(Data items)

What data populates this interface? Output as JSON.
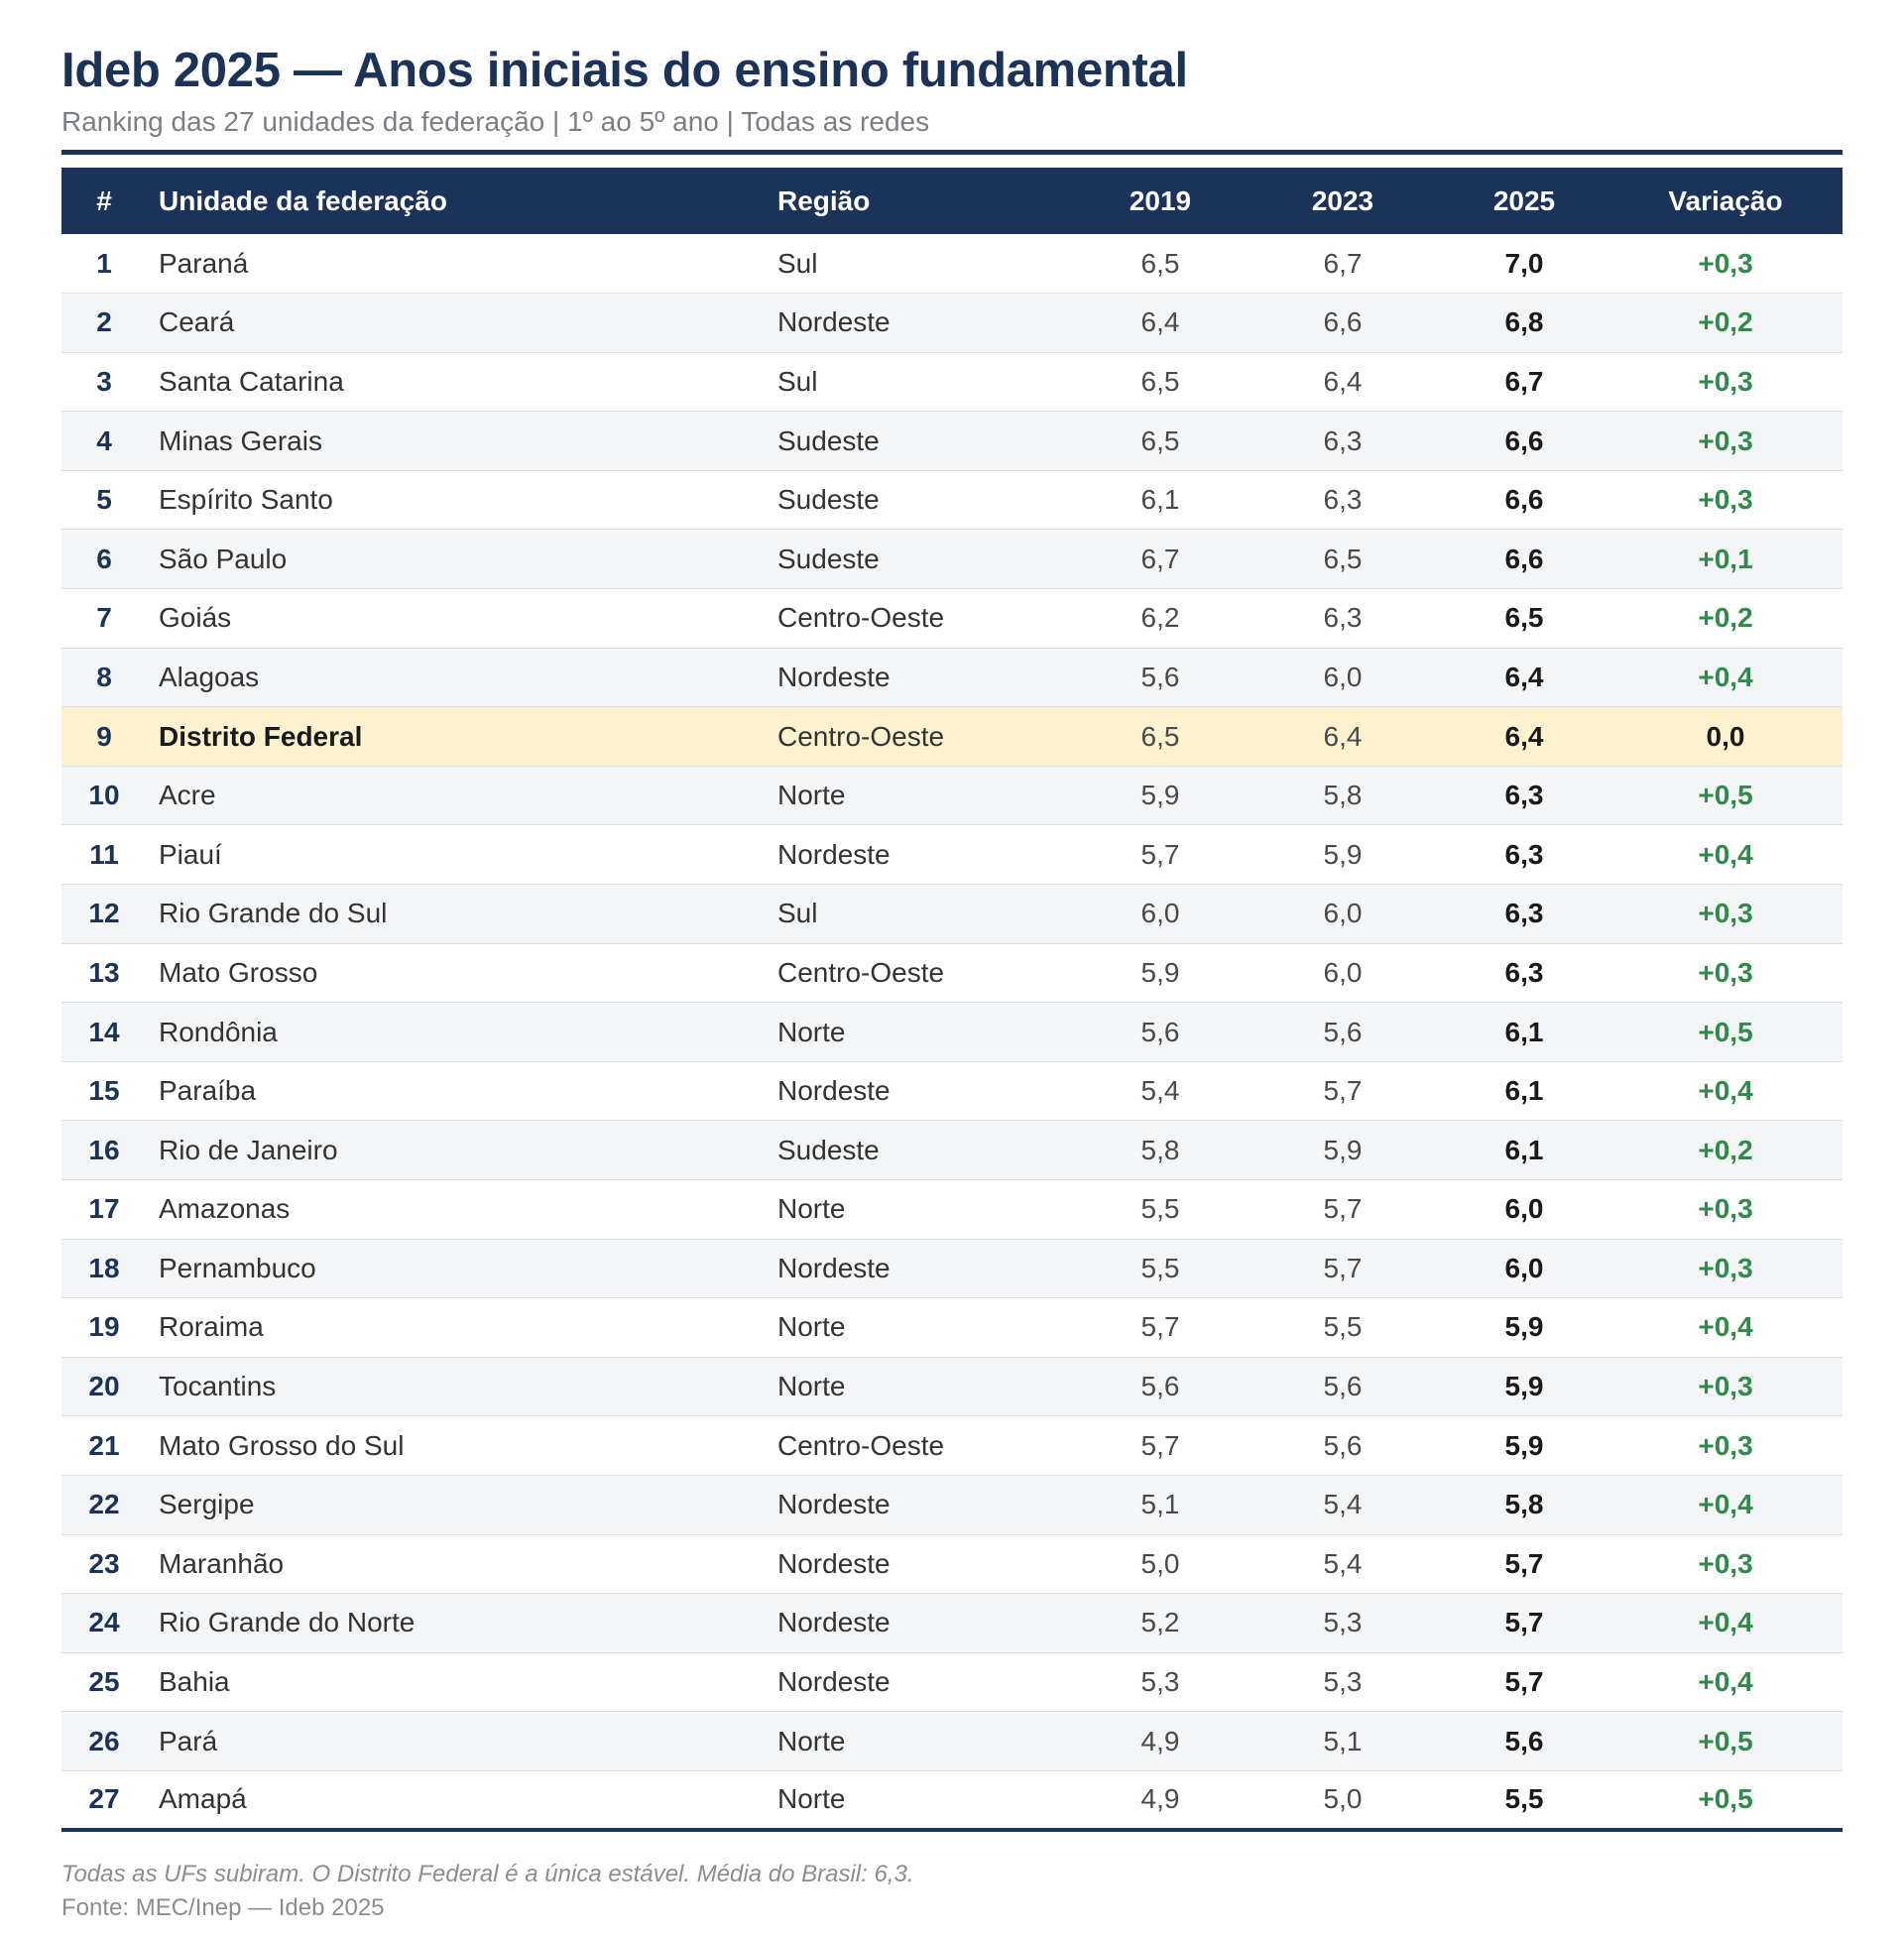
{
  "header": {
    "title": "Ideb 2025 — Anos iniciais do ensino fundamental",
    "subtitle": "Ranking das 27 unidades da federação | 1º ao 5º ano | Todas as redes"
  },
  "colors": {
    "header_bg": "#1b3358",
    "highlight_row": "#fdf2cf",
    "positive_variation": "#2e8b49"
  },
  "chart_data": {
    "type": "table",
    "columns": [
      "#",
      "Unidade da federação",
      "Região",
      "2019",
      "2023",
      "2025",
      "Variação"
    ],
    "rows": [
      {
        "rank": "1",
        "uf": "Paraná",
        "regiao": "Sul",
        "y2019": "6,5",
        "y2023": "6,7",
        "y2025": "7,0",
        "variacao": "+0,3"
      },
      {
        "rank": "2",
        "uf": "Ceará",
        "regiao": "Nordeste",
        "y2019": "6,4",
        "y2023": "6,6",
        "y2025": "6,8",
        "variacao": "+0,2"
      },
      {
        "rank": "3",
        "uf": "Santa Catarina",
        "regiao": "Sul",
        "y2019": "6,5",
        "y2023": "6,4",
        "y2025": "6,7",
        "variacao": "+0,3"
      },
      {
        "rank": "4",
        "uf": "Minas Gerais",
        "regiao": "Sudeste",
        "y2019": "6,5",
        "y2023": "6,3",
        "y2025": "6,6",
        "variacao": "+0,3"
      },
      {
        "rank": "5",
        "uf": "Espírito Santo",
        "regiao": "Sudeste",
        "y2019": "6,1",
        "y2023": "6,3",
        "y2025": "6,6",
        "variacao": "+0,3"
      },
      {
        "rank": "6",
        "uf": "São Paulo",
        "regiao": "Sudeste",
        "y2019": "6,7",
        "y2023": "6,5",
        "y2025": "6,6",
        "variacao": "+0,1"
      },
      {
        "rank": "7",
        "uf": "Goiás",
        "regiao": "Centro-Oeste",
        "y2019": "6,2",
        "y2023": "6,3",
        "y2025": "6,5",
        "variacao": "+0,2"
      },
      {
        "rank": "8",
        "uf": "Alagoas",
        "regiao": "Nordeste",
        "y2019": "5,6",
        "y2023": "6,0",
        "y2025": "6,4",
        "variacao": "+0,4"
      },
      {
        "rank": "9",
        "uf": "Distrito Federal",
        "regiao": "Centro-Oeste",
        "y2019": "6,5",
        "y2023": "6,4",
        "y2025": "6,4",
        "variacao": "0,0",
        "highlight": true
      },
      {
        "rank": "10",
        "uf": "Acre",
        "regiao": "Norte",
        "y2019": "5,9",
        "y2023": "5,8",
        "y2025": "6,3",
        "variacao": "+0,5"
      },
      {
        "rank": "11",
        "uf": "Piauí",
        "regiao": "Nordeste",
        "y2019": "5,7",
        "y2023": "5,9",
        "y2025": "6,3",
        "variacao": "+0,4"
      },
      {
        "rank": "12",
        "uf": "Rio Grande do Sul",
        "regiao": "Sul",
        "y2019": "6,0",
        "y2023": "6,0",
        "y2025": "6,3",
        "variacao": "+0,3"
      },
      {
        "rank": "13",
        "uf": "Mato Grosso",
        "regiao": "Centro-Oeste",
        "y2019": "5,9",
        "y2023": "6,0",
        "y2025": "6,3",
        "variacao": "+0,3"
      },
      {
        "rank": "14",
        "uf": "Rondônia",
        "regiao": "Norte",
        "y2019": "5,6",
        "y2023": "5,6",
        "y2025": "6,1",
        "variacao": "+0,5"
      },
      {
        "rank": "15",
        "uf": "Paraíba",
        "regiao": "Nordeste",
        "y2019": "5,4",
        "y2023": "5,7",
        "y2025": "6,1",
        "variacao": "+0,4"
      },
      {
        "rank": "16",
        "uf": "Rio de Janeiro",
        "regiao": "Sudeste",
        "y2019": "5,8",
        "y2023": "5,9",
        "y2025": "6,1",
        "variacao": "+0,2"
      },
      {
        "rank": "17",
        "uf": "Amazonas",
        "regiao": "Norte",
        "y2019": "5,5",
        "y2023": "5,7",
        "y2025": "6,0",
        "variacao": "+0,3"
      },
      {
        "rank": "18",
        "uf": "Pernambuco",
        "regiao": "Nordeste",
        "y2019": "5,5",
        "y2023": "5,7",
        "y2025": "6,0",
        "variacao": "+0,3"
      },
      {
        "rank": "19",
        "uf": "Roraima",
        "regiao": "Norte",
        "y2019": "5,7",
        "y2023": "5,5",
        "y2025": "5,9",
        "variacao": "+0,4"
      },
      {
        "rank": "20",
        "uf": "Tocantins",
        "regiao": "Norte",
        "y2019": "5,6",
        "y2023": "5,6",
        "y2025": "5,9",
        "variacao": "+0,3"
      },
      {
        "rank": "21",
        "uf": "Mato Grosso do Sul",
        "regiao": "Centro-Oeste",
        "y2019": "5,7",
        "y2023": "5,6",
        "y2025": "5,9",
        "variacao": "+0,3"
      },
      {
        "rank": "22",
        "uf": "Sergipe",
        "regiao": "Nordeste",
        "y2019": "5,1",
        "y2023": "5,4",
        "y2025": "5,8",
        "variacao": "+0,4"
      },
      {
        "rank": "23",
        "uf": "Maranhão",
        "regiao": "Nordeste",
        "y2019": "5,0",
        "y2023": "5,4",
        "y2025": "5,7",
        "variacao": "+0,3"
      },
      {
        "rank": "24",
        "uf": "Rio Grande do Norte",
        "regiao": "Nordeste",
        "y2019": "5,2",
        "y2023": "5,3",
        "y2025": "5,7",
        "variacao": "+0,4"
      },
      {
        "rank": "25",
        "uf": "Bahia",
        "regiao": "Nordeste",
        "y2019": "5,3",
        "y2023": "5,3",
        "y2025": "5,7",
        "variacao": "+0,4"
      },
      {
        "rank": "26",
        "uf": "Pará",
        "regiao": "Norte",
        "y2019": "4,9",
        "y2023": "5,1",
        "y2025": "5,6",
        "variacao": "+0,5"
      },
      {
        "rank": "27",
        "uf": "Amapá",
        "regiao": "Norte",
        "y2019": "4,9",
        "y2023": "5,0",
        "y2025": "5,5",
        "variacao": "+0,5"
      }
    ]
  },
  "footer": {
    "note": "Todas as UFs subiram. O Distrito Federal é a única estável. Média do Brasil: 6,3.",
    "source": "Fonte: MEC/Inep — Ideb 2025"
  }
}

• TO DO: Filter the entries above down to the lines containing the word "federação".

• WRITTEN RESPONSE:
    "subtitle": "Ranking das 27 unidades da federação | 1º ao 5º ano | Todas as redes"
      "Unidade da federação",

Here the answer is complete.